(Entries with figure data)

##############################

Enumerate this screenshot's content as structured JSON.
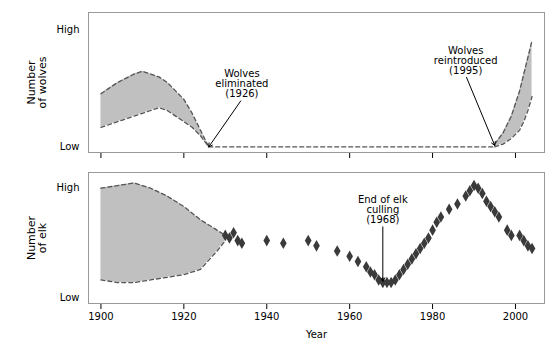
{
  "chart_data": [
    {
      "type": "area",
      "ylabel": "Number\nof wolves",
      "xlim": [
        1897,
        2007
      ],
      "ylim": [
        0.0,
        1.0
      ],
      "xticks": [
        1900,
        1920,
        1940,
        1960,
        1980,
        2000
      ],
      "yticks": [
        {
          "value": 0.04,
          "label": "Low"
        },
        {
          "value": 0.88,
          "label": "High"
        }
      ],
      "tick_labels": "y",
      "series": [
        {
          "type": "area",
          "color": "#c0c0c0",
          "x": [
            1900,
            1902,
            1904,
            1906,
            1908,
            1910,
            1912,
            1914,
            1916,
            1918,
            1920,
            1922,
            1924,
            1926
          ],
          "upper": [
            0.42,
            0.46,
            0.5,
            0.53,
            0.56,
            0.58,
            0.56,
            0.54,
            0.5,
            0.44,
            0.38,
            0.28,
            0.16,
            0.04
          ],
          "lower": [
            0.18,
            0.2,
            0.22,
            0.24,
            0.26,
            0.28,
            0.3,
            0.32,
            0.3,
            0.26,
            0.22,
            0.18,
            0.12,
            0.04
          ]
        },
        {
          "type": "line",
          "color": "#555555",
          "line_style": "dashed",
          "x": [
            1900,
            1902,
            1904,
            1906,
            1908,
            1910,
            1912,
            1914,
            1916,
            1918,
            1920,
            1922,
            1924,
            1926
          ],
          "values": [
            0.42,
            0.46,
            0.5,
            0.53,
            0.56,
            0.58,
            0.56,
            0.54,
            0.5,
            0.44,
            0.38,
            0.28,
            0.16,
            0.04
          ]
        },
        {
          "type": "line",
          "color": "#555555",
          "line_style": "dashed",
          "x": [
            1900,
            1902,
            1904,
            1906,
            1908,
            1910,
            1912,
            1914,
            1916,
            1918,
            1920,
            1922,
            1924,
            1926
          ],
          "values": [
            0.18,
            0.2,
            0.22,
            0.24,
            0.26,
            0.28,
            0.3,
            0.32,
            0.3,
            0.26,
            0.22,
            0.18,
            0.12,
            0.04
          ]
        },
        {
          "type": "line",
          "color": "#555555",
          "line_style": "dashed",
          "x": [
            1926,
            1930,
            1940,
            1950,
            1960,
            1970,
            1980,
            1990,
            1995
          ],
          "values": [
            0.04,
            0.04,
            0.04,
            0.04,
            0.04,
            0.04,
            0.04,
            0.04,
            0.04
          ]
        },
        {
          "type": "area",
          "color": "#c0c0c0",
          "x": [
            1995,
            1997,
            1999,
            2001,
            2002,
            2003,
            2004
          ],
          "upper": [
            0.06,
            0.14,
            0.26,
            0.44,
            0.56,
            0.68,
            0.8
          ],
          "lower": [
            0.04,
            0.06,
            0.1,
            0.16,
            0.22,
            0.3,
            0.4
          ]
        },
        {
          "type": "line",
          "color": "#555555",
          "line_style": "dashed",
          "x": [
            1995,
            1997,
            1999,
            2001,
            2002,
            2003,
            2004
          ],
          "values": [
            0.06,
            0.14,
            0.26,
            0.44,
            0.56,
            0.68,
            0.8
          ]
        },
        {
          "type": "line",
          "color": "#555555",
          "line_style": "dashed",
          "x": [
            1995,
            1997,
            1999,
            2001,
            2002,
            2003,
            2004
          ],
          "values": [
            0.04,
            0.06,
            0.1,
            0.16,
            0.22,
            0.3,
            0.4
          ]
        }
      ],
      "annotations": [
        {
          "text": "Wolves\neliminated\n(1926)",
          "x": 1926,
          "y": 0.04,
          "text_x": 1934,
          "text_y": 0.38
        },
        {
          "text": "Wolves\nreintroduced\n(1995)",
          "x": 1995,
          "y": 0.05,
          "text_x": 1988,
          "text_y": 0.55
        }
      ]
    },
    {
      "type": "area",
      "ylabel": "Number\nof elk",
      "xlabel": "Year",
      "xlim": [
        1897,
        2007
      ],
      "ylim": [
        0.0,
        1.0
      ],
      "xticks": [
        1900,
        1920,
        1940,
        1960,
        1980,
        2000
      ],
      "yticks": [
        {
          "value": 0.04,
          "label": "Low"
        },
        {
          "value": 0.88,
          "label": "High"
        }
      ],
      "series": [
        {
          "type": "area",
          "color": "#c0c0c0",
          "x": [
            1900,
            1904,
            1908,
            1912,
            1916,
            1920,
            1924,
            1928,
            1930
          ],
          "upper": [
            0.88,
            0.9,
            0.92,
            0.88,
            0.82,
            0.74,
            0.64,
            0.56,
            0.52
          ],
          "lower": [
            0.18,
            0.16,
            0.16,
            0.18,
            0.2,
            0.22,
            0.26,
            0.4,
            0.48
          ]
        },
        {
          "type": "line",
          "color": "#555555",
          "line_style": "dashed",
          "x": [
            1900,
            1904,
            1908,
            1912,
            1916,
            1920,
            1924,
            1928,
            1930
          ],
          "values": [
            0.88,
            0.9,
            0.92,
            0.88,
            0.82,
            0.74,
            0.64,
            0.56,
            0.52
          ]
        },
        {
          "type": "line",
          "color": "#555555",
          "line_style": "dashed",
          "x": [
            1900,
            1904,
            1908,
            1912,
            1916,
            1920,
            1924,
            1928,
            1930
          ],
          "values": [
            0.18,
            0.16,
            0.16,
            0.18,
            0.2,
            0.22,
            0.26,
            0.4,
            0.48
          ]
        },
        {
          "type": "scatter",
          "color": "#3a3a3a",
          "marker": "diamond",
          "x": [
            1930,
            1931,
            1932,
            1933,
            1934,
            1940,
            1944,
            1950,
            1952,
            1957,
            1960,
            1962,
            1964,
            1965,
            1966,
            1967,
            1968,
            1969,
            1970,
            1971,
            1972,
            1973,
            1974,
            1975,
            1976,
            1977,
            1978,
            1979,
            1980,
            1981,
            1982,
            1984,
            1986,
            1988,
            1989,
            1990,
            1991,
            1992,
            1993,
            1994,
            1995,
            1996,
            1998,
            1999,
            2001,
            2002,
            2003,
            2004
          ],
          "values": [
            0.52,
            0.5,
            0.54,
            0.48,
            0.46,
            0.48,
            0.46,
            0.48,
            0.44,
            0.4,
            0.36,
            0.32,
            0.28,
            0.24,
            0.22,
            0.18,
            0.16,
            0.16,
            0.16,
            0.18,
            0.22,
            0.26,
            0.3,
            0.34,
            0.38,
            0.42,
            0.46,
            0.5,
            0.56,
            0.62,
            0.66,
            0.72,
            0.76,
            0.82,
            0.86,
            0.9,
            0.88,
            0.84,
            0.78,
            0.74,
            0.7,
            0.66,
            0.56,
            0.52,
            0.52,
            0.48,
            0.44,
            0.42
          ]
        }
      ],
      "annotations": [
        {
          "text": "End of elk\nculling\n(1968)",
          "x": 1968,
          "y": 0.17,
          "text_x": 1968,
          "text_y": 0.6
        }
      ]
    }
  ]
}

##############################

From the listing above, collect each line in which the string "Number" appears.

» **Solution for this exercise**
      "ylabel": "Number\nof wolves",
      "ylabel": "Number\nof elk",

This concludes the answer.